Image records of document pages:
++++++

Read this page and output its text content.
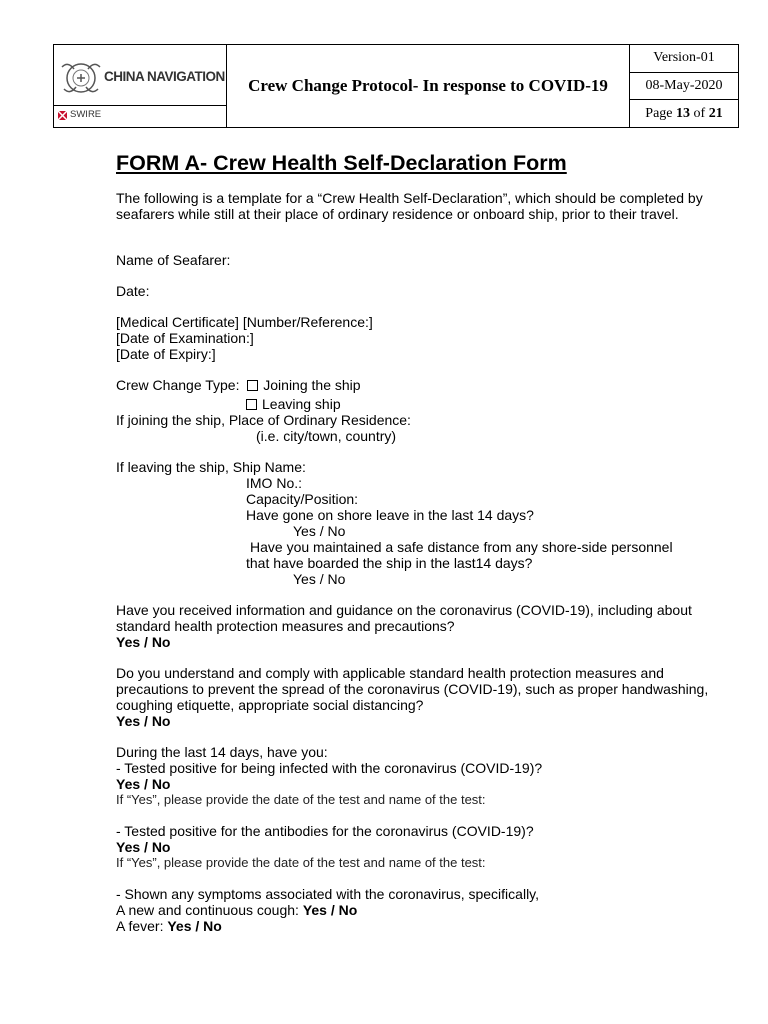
CHINA NAVIGATION
SWIRE
Crew Change Protocol- In response to COVID-19
Version-01
08-May-2020
Page
13
of
21
FORM A- Crew Health Self-Declaration Form

The following is a template for a “Crew Health Self-Declaration”, which should be completed by seafarers while still at their place of ordinary residence or onboard ship, prior to their travel.

Name of Seafarer:

Date:

[Medical Certificate] [Number/Reference:]

[Date of Examination:]

[Date of Expiry:]

Crew Change Type: Joining the ship

Leaving ship

If joining the ship, Place of Ordinary Residence:

(i.e. city/town, country)

If leaving the ship, Ship Name:

IMO No.:

Capacity/Position:

Have gone on shore leave in the last 14 days?

Yes / No

Have you maintained a safe distance from any shore-side personnel

that have boarded the ship in the last14 days?

Yes / No

Have you received information and guidance on the coronavirus (COVID-19), including about standard health protection measures and precautions?

Yes / No

Do you understand and comply with applicable standard health protection measures and precautions to prevent the spread of the coronavirus (COVID-19), such as proper handwashing, coughing etiquette, appropriate social distancing?

Yes / No

During the last 14 days, have you:

- Tested positive for being infected with the coronavirus (COVID-19)?

Yes / No

If “Yes”, please provide the date of the test and name of the test:

- Tested positive for the antibodies for the coronavirus (COVID-19)?

Yes / No

If “Yes”, please provide the date of the test and name of the test:

- Shown any symptoms associated with the coronavirus, specifically,

A new and continuous cough: Yes / No

A fever: Yes / No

++++++

■ **Exercise description**: State how many lines of the data above contain the word "Change", and include nothing other than that number.

■ **Solved problem**: 2